| Exercise instructions |
List every river the Iran whitewater article mentions by name.

| Source excerpt |
Canoe & Kayak Magazine

Paddling Whitewater in Iran

BAKHTIARI

I felt like I was in heaven on the first day of our trip down the Bakhtiari. I knew that the river ahead was going to become more remote, beautiful, and challenging with each passing day. These are the kinds of adventures that feed my soul as nothing else can. That is what I looked forward to—eight days of being surrounded by the wild and the unknown.

We didn’t know whether to expect friendly people offering tea or another frightful experience like we’d had on the Sezar. Even though Debs, Bob, and Dave had paddled the same stretch of river three years earlier, it was all new for me.

On the Bakhtiari, we were treated to box-walled canyons, cascading waterfalls, pristine beaches, nearly continuous Class IV and V whitewater, and geology that rivaled that of the Grand Canyon.

One day while scouting a major rapid, we noticed three men with guns watching us from the riverbank. Neither running the rapid nor walking around it was very appealing. Some of us made a snap decision to go for it.

Halfway through the massive torrent, I flipped and got pinned upside down between two large boulders. After several agonizing seconds, I realized I was trapped and made a wet exit to escape.

Immediately, I was sucked underwater. Only rarely did I pop to the surface, and each time I had just seconds to gasp for another breath. I could feel myself growing weaker by the moment. Suddenly Alex’s kayak appeared out of nowhere, and he told me to grab on. I clung to his boat and Debs tossed a throw-bag from shore. I was fighting to get air back into my lungs when I finally joined her. Solid ground had never felt so good.

Poised with a throw-bag, one party member stands ready to help another on the remote Bakhtiari River, where the author flipped and was pinned underwater.

The next morning I was less energetic than usual, but the canyon’s beauty inspired me to see what waited around the next corner. Surrounded by multicolored rock formations, we paddled through the most remote and dramatic landscape I’d ever experienced. In places, the inner gorge was so

narrow that the river was squeezed between towering canyon walls. Paddling deeper and deeper into the canyon was intimidating yet exhilarating.

I was grateful to be in such a wild place of such exquisite beauty, doing what I love most.

That’s not to say it wasn’t arduous. Portaging creekboats and several days’ worth of food, setting up traverse lines, and lowering our boats required stamina and strength. It was hot and sticky. Though it was physically demanding, we relished the challenge. We worked together as a team each day and watched shooting stars overhead at night.

ZEZ

After our trips on the Sezar and Bakhtiari Rivers, we couldn’t resist the urge to quench our thirst for a first descent, particularly knowing that many of them would be lost because of dam projects proposed for the surrounding Zagros Mountains. We loaded our boats with a few days’ worth of food and gear and hitched a ride 20 miles over a mountain pass to a high plateau. We unloaded beside the upper reaches of the braided Zez River. Some nomads greeted us in Farsi from their black tents pitched nearby. Others watched incredulously. Their sheep grazed the flats alongside the river. We soon left them behind and floated downstream.

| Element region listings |

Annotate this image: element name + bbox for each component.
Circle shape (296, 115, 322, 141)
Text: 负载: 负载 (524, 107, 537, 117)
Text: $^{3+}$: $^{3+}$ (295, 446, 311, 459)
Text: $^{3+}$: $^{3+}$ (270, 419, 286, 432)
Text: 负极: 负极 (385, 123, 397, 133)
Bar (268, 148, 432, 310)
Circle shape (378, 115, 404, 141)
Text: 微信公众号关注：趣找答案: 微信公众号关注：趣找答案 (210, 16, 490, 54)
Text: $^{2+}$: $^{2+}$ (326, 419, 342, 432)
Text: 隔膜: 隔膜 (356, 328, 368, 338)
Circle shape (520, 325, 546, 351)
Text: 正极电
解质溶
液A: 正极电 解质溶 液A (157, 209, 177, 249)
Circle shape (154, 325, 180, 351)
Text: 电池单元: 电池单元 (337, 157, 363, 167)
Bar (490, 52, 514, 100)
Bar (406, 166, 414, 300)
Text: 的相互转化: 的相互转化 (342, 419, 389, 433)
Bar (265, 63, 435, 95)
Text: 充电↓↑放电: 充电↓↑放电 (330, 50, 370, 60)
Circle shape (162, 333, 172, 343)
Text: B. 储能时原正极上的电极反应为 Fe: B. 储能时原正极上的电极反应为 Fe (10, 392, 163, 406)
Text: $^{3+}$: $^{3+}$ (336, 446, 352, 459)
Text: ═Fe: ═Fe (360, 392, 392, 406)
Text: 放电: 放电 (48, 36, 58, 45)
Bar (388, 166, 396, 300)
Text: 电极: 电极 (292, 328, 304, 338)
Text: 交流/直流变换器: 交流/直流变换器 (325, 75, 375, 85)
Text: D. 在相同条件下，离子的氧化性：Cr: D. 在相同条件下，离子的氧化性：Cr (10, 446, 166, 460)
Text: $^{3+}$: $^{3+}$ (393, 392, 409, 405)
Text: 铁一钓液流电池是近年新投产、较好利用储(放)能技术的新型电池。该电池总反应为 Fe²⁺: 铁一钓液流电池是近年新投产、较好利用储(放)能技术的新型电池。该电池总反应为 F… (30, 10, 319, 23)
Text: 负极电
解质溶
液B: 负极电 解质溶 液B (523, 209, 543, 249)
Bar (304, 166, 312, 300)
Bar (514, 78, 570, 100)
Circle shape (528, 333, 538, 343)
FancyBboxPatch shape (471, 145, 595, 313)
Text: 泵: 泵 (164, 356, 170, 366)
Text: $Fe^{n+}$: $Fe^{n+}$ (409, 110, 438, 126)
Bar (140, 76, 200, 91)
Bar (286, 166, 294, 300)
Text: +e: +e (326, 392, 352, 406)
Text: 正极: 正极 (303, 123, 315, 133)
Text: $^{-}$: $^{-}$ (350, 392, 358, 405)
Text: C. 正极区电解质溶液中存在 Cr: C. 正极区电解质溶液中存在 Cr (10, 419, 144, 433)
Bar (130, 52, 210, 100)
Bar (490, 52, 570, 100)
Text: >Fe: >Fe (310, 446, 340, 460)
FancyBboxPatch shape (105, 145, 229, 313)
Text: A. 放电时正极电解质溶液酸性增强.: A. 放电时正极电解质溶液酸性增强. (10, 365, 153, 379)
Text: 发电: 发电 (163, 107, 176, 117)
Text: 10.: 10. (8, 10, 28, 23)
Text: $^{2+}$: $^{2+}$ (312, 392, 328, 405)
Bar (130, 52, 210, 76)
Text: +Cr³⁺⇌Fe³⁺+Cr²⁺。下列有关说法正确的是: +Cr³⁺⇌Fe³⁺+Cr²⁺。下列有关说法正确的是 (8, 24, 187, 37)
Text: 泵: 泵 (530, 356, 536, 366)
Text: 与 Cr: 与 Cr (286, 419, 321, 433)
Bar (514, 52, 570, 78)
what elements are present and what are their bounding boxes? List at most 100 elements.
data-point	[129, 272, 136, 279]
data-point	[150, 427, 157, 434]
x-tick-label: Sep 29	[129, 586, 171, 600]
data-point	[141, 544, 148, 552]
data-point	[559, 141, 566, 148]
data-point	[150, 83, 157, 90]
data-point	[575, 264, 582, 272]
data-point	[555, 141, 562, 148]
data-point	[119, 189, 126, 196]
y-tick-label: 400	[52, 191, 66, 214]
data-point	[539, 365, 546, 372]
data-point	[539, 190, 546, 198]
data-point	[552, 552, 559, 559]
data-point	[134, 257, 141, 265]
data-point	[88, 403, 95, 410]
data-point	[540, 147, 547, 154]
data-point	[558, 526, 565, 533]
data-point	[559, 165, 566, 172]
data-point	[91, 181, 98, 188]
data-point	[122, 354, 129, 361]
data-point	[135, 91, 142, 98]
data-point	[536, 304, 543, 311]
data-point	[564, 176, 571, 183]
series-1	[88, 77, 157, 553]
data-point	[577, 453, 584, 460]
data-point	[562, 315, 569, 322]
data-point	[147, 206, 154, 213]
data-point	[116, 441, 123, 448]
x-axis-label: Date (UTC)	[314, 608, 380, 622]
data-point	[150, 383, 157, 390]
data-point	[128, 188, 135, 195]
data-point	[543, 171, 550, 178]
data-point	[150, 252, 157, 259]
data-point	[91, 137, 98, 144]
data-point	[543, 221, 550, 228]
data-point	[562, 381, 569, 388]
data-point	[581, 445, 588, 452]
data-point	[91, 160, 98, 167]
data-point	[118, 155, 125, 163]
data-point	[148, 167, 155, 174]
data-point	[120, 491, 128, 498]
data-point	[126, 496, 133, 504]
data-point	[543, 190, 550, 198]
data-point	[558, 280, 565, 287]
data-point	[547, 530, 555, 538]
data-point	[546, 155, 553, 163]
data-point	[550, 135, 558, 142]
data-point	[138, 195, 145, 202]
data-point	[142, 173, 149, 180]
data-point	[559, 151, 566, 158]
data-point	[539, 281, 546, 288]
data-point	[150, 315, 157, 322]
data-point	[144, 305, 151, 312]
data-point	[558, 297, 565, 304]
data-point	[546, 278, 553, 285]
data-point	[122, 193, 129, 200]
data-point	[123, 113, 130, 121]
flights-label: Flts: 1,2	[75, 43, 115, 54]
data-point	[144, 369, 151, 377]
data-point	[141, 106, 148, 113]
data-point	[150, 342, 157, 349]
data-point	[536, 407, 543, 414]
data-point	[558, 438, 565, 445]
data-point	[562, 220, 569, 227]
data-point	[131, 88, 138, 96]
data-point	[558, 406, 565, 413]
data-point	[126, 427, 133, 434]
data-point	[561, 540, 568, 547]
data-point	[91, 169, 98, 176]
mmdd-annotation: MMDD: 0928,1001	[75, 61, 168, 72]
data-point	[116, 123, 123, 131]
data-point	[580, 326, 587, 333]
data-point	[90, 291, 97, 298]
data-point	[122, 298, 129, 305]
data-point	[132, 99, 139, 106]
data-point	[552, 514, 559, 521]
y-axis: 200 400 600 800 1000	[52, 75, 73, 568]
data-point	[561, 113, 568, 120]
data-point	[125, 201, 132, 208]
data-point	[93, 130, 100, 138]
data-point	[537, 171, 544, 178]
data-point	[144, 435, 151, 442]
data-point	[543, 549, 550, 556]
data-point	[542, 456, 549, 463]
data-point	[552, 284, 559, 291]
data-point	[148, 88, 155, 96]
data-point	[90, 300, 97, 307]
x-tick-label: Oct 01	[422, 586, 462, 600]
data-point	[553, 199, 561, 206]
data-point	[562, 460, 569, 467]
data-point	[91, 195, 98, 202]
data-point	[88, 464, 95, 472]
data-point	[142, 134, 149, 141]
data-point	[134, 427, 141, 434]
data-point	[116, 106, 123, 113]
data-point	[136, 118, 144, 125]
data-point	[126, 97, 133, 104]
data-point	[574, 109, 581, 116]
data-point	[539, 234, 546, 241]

| Response to the exercise |
Bakhtiari, Sezar, Zez